Task A.
Please copy out the lines in the records from the one containing "615, 741, 621]" through the one containing "762, 314, 774]", including both ends.

......

On 07/20/15 11:08, Nathan Sidwell wrote:
On 07/20/15 09:01, Nathan Sidwell wrote:
On 07/18/15 11:37, Thomas Schwinge wrote:
Hi Nathan!
For OpenACC nvptx offloading, there must still be something wrong; here's
a count of the (non-deterministic!) regressions of ten runs of the
libgomp testsuite. As private-vars-loop-worker-5.c fails most often, it
probably makes sense to look into that one first.
I'll take a look. :(
Having difficulty reproducing it (preprocessed source compiled at -O0 works for
me). Do you have an exact recipe?
Thomas helped me reproduce them -- they are very intermittent. Anyway, fixed
with the attached patch I've committed to gomp branch.
The bug was a race condition in the worker-level 'follow along' algorithm.
Worker zero could overwrite the flag for some subsequent block before all the
other workers had read the previous value of the flag. This wasn't
optimization-level specific, but it appears unoptimized code creates better
conditions to cause the behaviour.
This appears to fix all the -O0 regressions you observed Thomas.
nathan
2015-07-22 Nathan Sidwell <nat...@acm.org>
* config/nvptx/nvptx.c (nvptx_option_override): Initialize worker
buffer alignment here.
(nvptx_wsync): Generate pattern, not emit instruction.
(nvptx_single): Insert barrier after read.
(nvptx_process_pars): Adjust nvptx_wsync use.
(nvptx_file_end): No need to apply default alignment here.
Index: config/nvptx/nvptx.c
===================================================================
--- config/nvptx/nvptx.c (revision 226044)
+++ config/nvptx/nvptx.c (working copy)
@@ -124,6 +124,7 @@ nvptx_option_override (void)
= hash_table<declared_libfunc_hasher>::create_ggc (17);
worker_bcast_sym = gen_rtx_SYMBOL_REF (Pmode, worker_bcast_name);
+ worker_bcast_align = GET_MODE_SIZE (SImode);
}
/* Return the mode to be used when declaring a ptx object for OBJ.
@@ -2627,12 +2628,13 @@ nvptx_wpropagate (bool pre_p, basic_bloc
}
}
-/* Emit a worker-level synchronization barrier. */
+/* Emit a worker-level synchronization barrier. We use different
+ markers for before and after synchronizations. */
-static void
-nvptx_wsync (bool tail_p, rtx_insn *insn)
+static rtx
+nvptx_wsync (bool after)

......

Task B.
Translate this sentence from the patch thread into Spanish: "The bug was a race condition in the worker-level 'follow along' algorithm."

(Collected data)
......

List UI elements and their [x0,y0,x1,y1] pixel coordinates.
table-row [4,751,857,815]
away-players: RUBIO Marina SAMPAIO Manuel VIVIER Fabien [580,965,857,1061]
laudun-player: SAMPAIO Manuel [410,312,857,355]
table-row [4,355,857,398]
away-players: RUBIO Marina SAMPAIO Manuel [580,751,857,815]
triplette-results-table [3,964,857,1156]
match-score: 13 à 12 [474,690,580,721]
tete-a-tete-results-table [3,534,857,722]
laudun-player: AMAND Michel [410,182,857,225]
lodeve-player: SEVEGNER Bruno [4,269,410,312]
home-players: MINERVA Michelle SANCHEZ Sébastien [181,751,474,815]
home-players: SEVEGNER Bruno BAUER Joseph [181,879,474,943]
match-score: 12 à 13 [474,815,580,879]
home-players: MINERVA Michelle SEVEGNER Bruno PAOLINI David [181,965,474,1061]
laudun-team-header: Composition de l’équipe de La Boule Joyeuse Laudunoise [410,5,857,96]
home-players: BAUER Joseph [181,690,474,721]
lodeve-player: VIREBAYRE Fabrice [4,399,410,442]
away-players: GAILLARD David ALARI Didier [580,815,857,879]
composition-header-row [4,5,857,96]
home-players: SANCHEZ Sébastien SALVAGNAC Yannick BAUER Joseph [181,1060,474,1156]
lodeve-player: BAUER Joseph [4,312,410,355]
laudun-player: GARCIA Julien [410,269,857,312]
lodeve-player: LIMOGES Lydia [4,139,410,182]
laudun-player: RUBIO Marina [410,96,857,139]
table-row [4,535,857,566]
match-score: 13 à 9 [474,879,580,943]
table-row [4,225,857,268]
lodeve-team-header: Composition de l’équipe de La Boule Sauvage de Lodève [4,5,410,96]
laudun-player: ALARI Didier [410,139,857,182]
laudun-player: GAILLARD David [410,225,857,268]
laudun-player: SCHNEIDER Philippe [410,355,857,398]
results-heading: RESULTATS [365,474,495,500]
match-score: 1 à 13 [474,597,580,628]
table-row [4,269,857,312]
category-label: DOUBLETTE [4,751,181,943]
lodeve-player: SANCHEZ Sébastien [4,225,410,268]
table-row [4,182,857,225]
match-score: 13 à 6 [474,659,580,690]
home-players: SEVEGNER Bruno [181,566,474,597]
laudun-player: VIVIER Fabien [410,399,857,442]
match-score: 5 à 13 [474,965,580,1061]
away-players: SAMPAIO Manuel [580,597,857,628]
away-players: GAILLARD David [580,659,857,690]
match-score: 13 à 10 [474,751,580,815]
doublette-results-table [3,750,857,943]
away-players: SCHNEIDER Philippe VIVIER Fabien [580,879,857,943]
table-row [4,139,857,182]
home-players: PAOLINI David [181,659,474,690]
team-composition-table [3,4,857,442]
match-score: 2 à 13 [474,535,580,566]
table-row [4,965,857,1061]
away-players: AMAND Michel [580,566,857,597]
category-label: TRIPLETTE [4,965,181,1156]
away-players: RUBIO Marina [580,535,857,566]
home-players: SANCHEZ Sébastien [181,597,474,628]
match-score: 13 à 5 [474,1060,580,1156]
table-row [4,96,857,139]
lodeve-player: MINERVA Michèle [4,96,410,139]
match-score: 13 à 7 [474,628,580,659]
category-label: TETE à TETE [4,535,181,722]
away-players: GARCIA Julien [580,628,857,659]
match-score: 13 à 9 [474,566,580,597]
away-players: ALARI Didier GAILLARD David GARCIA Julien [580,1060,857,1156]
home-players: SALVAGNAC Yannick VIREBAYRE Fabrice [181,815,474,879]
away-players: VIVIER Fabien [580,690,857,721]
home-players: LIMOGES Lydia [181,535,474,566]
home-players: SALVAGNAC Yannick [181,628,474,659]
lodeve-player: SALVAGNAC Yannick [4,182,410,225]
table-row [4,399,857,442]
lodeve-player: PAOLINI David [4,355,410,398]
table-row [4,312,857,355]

......

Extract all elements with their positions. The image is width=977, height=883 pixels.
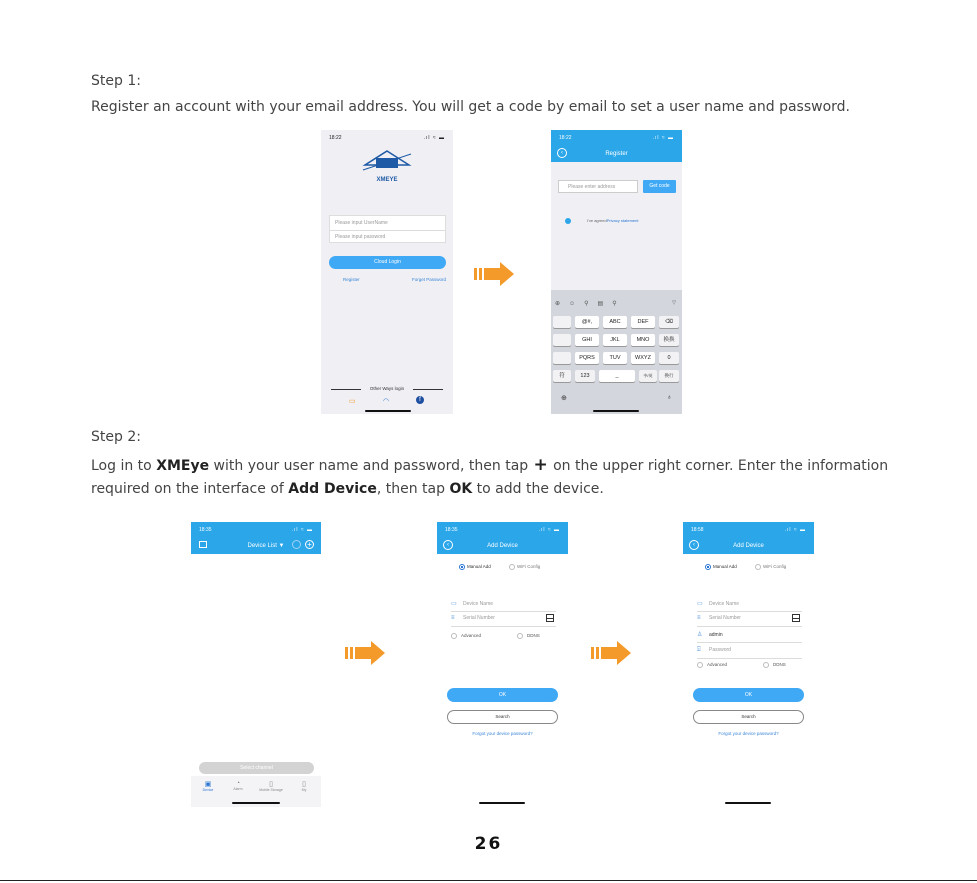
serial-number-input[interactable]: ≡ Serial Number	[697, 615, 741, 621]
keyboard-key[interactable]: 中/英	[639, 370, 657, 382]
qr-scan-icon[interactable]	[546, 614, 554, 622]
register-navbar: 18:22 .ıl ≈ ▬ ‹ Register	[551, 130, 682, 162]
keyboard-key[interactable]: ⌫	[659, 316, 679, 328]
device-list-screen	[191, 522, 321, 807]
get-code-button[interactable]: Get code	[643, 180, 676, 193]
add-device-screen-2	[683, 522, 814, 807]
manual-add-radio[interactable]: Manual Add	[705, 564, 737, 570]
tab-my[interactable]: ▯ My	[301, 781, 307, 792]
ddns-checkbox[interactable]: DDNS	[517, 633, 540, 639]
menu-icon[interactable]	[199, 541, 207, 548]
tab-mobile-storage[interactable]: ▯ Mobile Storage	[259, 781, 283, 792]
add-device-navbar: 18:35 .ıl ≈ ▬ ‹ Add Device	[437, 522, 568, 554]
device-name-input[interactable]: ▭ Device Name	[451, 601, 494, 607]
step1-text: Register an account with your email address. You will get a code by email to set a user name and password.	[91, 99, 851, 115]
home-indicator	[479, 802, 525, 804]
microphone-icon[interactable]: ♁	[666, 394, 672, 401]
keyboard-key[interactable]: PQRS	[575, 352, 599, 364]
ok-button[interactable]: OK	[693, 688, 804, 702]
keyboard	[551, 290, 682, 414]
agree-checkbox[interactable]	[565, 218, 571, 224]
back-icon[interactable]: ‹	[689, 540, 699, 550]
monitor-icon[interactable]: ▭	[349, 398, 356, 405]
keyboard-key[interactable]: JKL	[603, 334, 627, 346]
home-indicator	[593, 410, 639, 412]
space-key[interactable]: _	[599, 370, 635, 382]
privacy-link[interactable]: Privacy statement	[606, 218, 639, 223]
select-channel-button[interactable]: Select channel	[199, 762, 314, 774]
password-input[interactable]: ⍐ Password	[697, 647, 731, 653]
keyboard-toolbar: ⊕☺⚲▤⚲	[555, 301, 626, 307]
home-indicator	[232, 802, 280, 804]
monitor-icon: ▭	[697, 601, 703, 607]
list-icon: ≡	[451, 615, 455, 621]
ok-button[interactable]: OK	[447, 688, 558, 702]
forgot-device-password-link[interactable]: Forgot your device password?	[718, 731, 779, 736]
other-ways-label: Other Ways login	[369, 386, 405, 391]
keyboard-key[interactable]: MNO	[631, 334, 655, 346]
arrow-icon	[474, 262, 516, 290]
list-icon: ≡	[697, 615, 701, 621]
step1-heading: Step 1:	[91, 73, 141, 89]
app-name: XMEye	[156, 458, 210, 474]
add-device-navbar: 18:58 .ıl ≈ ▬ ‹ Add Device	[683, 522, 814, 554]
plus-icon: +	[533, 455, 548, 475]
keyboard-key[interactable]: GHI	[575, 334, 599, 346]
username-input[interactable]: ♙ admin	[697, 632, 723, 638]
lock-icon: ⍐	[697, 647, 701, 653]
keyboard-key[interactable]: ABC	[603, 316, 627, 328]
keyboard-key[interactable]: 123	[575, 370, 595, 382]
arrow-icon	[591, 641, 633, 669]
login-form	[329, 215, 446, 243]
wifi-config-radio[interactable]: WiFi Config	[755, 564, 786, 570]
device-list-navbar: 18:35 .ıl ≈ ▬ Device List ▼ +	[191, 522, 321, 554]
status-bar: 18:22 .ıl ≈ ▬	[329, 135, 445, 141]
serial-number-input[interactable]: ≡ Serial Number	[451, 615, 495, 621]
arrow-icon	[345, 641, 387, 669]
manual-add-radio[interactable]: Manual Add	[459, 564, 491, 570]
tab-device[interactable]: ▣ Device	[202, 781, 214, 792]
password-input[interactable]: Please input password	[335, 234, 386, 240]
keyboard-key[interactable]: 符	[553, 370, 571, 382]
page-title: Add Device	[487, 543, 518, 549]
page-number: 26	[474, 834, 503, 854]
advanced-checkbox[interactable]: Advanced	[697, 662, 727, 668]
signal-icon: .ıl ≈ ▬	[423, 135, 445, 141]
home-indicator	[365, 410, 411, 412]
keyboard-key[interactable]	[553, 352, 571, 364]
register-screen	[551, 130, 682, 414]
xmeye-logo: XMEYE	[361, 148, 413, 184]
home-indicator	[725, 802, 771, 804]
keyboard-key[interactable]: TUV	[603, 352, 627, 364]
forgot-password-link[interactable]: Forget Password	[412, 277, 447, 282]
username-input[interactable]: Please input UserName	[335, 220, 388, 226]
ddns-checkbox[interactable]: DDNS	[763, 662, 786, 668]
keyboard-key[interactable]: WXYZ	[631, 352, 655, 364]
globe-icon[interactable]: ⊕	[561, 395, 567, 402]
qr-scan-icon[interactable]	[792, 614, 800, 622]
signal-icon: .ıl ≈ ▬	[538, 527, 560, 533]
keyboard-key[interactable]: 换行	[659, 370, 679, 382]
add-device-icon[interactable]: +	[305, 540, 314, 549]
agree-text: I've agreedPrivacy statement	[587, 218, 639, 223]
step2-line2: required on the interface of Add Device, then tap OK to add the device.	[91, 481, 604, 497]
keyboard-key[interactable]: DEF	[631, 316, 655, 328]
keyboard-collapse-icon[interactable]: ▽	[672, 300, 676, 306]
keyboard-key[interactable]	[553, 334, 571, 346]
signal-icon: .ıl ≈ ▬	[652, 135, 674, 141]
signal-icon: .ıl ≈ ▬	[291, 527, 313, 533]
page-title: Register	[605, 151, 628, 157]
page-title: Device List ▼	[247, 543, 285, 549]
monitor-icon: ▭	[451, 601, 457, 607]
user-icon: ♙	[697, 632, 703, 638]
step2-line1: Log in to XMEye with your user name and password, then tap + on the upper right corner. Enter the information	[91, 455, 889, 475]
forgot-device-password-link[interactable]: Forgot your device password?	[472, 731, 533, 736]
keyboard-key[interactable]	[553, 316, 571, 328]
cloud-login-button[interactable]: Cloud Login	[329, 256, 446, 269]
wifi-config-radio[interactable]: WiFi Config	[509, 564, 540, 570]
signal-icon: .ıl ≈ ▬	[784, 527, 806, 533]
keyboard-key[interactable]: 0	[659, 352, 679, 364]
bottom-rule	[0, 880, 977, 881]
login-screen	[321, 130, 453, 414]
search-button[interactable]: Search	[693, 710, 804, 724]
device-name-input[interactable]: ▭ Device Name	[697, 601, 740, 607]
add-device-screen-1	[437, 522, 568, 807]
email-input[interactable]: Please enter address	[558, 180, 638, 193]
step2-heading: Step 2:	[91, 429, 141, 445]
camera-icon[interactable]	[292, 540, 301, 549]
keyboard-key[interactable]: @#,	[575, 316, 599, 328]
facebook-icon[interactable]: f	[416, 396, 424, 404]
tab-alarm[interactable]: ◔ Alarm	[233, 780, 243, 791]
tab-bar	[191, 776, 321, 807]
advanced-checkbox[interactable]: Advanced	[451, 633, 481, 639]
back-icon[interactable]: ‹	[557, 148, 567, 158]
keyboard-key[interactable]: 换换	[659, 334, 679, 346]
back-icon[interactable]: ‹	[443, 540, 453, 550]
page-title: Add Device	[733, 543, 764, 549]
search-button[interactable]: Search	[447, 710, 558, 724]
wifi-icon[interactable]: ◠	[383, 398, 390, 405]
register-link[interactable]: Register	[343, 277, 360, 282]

......

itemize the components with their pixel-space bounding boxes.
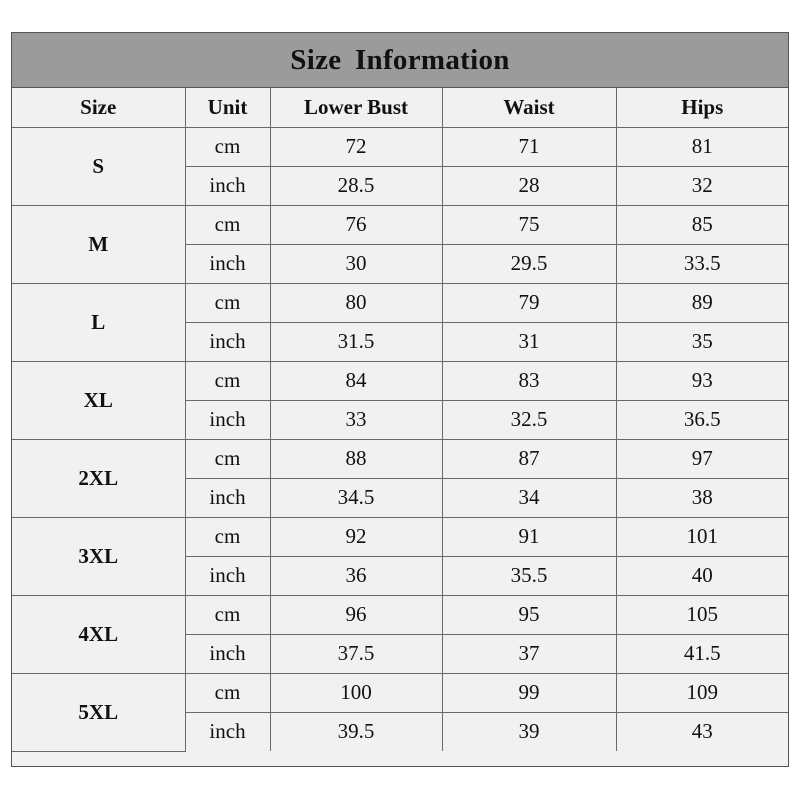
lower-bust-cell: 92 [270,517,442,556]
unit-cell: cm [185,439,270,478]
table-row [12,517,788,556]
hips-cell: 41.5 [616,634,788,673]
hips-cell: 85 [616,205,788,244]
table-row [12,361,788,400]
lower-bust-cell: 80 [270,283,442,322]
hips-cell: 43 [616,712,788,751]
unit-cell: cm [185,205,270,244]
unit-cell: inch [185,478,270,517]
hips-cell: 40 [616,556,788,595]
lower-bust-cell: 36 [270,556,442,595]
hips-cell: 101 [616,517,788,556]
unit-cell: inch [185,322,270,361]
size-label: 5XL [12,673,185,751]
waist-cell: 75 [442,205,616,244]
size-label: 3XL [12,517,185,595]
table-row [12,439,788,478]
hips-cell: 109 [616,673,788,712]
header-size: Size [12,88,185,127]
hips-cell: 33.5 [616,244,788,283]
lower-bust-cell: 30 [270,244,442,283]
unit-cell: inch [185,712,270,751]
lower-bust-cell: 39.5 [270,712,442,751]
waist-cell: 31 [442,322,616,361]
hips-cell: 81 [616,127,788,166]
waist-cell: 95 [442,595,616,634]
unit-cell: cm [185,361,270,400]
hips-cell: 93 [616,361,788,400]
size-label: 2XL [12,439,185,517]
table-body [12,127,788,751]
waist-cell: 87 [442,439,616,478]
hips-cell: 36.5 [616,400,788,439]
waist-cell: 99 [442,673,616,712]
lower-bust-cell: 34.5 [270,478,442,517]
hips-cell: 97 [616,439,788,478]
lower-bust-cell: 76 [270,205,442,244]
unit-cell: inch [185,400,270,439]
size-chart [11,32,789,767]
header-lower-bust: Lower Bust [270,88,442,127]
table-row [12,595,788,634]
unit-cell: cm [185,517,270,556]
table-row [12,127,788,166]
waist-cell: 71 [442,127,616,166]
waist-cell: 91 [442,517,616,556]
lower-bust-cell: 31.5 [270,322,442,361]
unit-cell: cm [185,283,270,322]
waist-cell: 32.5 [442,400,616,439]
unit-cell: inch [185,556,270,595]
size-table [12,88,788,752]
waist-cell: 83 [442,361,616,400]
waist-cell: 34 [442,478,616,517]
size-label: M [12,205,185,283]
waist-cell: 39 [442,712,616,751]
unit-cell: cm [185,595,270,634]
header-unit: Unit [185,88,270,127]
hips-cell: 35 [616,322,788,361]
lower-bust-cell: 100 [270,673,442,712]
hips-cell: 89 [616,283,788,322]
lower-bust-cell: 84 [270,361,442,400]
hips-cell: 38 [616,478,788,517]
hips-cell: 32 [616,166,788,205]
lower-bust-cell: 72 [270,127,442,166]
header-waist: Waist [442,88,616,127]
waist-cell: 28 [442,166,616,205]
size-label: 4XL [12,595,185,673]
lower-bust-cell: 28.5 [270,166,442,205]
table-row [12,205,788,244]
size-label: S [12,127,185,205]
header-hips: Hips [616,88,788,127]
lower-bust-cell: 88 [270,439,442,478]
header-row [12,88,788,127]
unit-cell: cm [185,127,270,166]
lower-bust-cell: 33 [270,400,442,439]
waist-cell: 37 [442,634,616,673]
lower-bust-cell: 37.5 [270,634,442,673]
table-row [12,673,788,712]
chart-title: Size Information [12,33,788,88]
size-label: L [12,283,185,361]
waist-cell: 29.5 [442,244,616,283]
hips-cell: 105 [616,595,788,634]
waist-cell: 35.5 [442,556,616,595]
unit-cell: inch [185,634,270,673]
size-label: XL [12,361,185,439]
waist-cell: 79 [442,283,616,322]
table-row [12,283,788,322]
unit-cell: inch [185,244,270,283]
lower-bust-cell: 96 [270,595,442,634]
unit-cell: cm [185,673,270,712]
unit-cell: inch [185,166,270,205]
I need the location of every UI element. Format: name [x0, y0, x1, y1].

......

Correct output A.
serial-number-input[interactable]: ≡ Serial Number	[697, 615, 741, 621]
keyboard-key[interactable]: 中/英	[639, 370, 657, 382]
qr-scan-icon[interactable]	[546, 614, 554, 622]
register-navbar: 18:22 .ıl ≈ ▬ ‹ Register	[551, 130, 682, 162]
keyboard-key[interactable]: ⌫	[659, 316, 679, 328]
device-list-screen	[191, 522, 321, 807]
get-code-button[interactable]: Get code	[643, 180, 676, 193]
add-device-screen-2	[683, 522, 814, 807]
manual-add-radio[interactable]: Manual Add	[705, 564, 737, 570]
tab-my[interactable]: ▯ My	[301, 781, 307, 792]
ddns-checkbox[interactable]: DDNS	[517, 633, 540, 639]
menu-icon[interactable]	[199, 541, 207, 548]
tab-mobile-storage[interactable]: ▯ Mobile Storage	[259, 781, 283, 792]
add-device-navbar: 18:35 .ıl ≈ ▬ ‹ Add Device	[437, 522, 568, 554]
device-name-input[interactable]: ▭ Device Name	[451, 601, 494, 607]
step1-text: Register an account with your email address. You will get a code by email to set a user name and password.	[91, 99, 851, 115]
home-indicator	[479, 802, 525, 804]
microphone-icon[interactable]: ♁	[666, 394, 672, 401]
keyboard-key[interactable]: PQRS	[575, 352, 599, 364]
ok-button[interactable]: OK	[693, 688, 804, 702]
keyboard	[551, 290, 682, 414]
agree-checkbox[interactable]	[565, 218, 571, 224]
back-icon[interactable]: ‹	[689, 540, 699, 550]
monitor-icon[interactable]: ▭	[349, 398, 356, 405]
keyboard-key[interactable]: JKL	[603, 334, 627, 346]
home-indicator	[593, 410, 639, 412]
space-key[interactable]: _	[599, 370, 635, 382]
privacy-link[interactable]: Privacy statement	[606, 218, 639, 223]
select-channel-button[interactable]: Select channel	[199, 762, 314, 774]

Correct output B.
El error era una condición de carrera en el algoritmo 'follow along' a nivel de worker.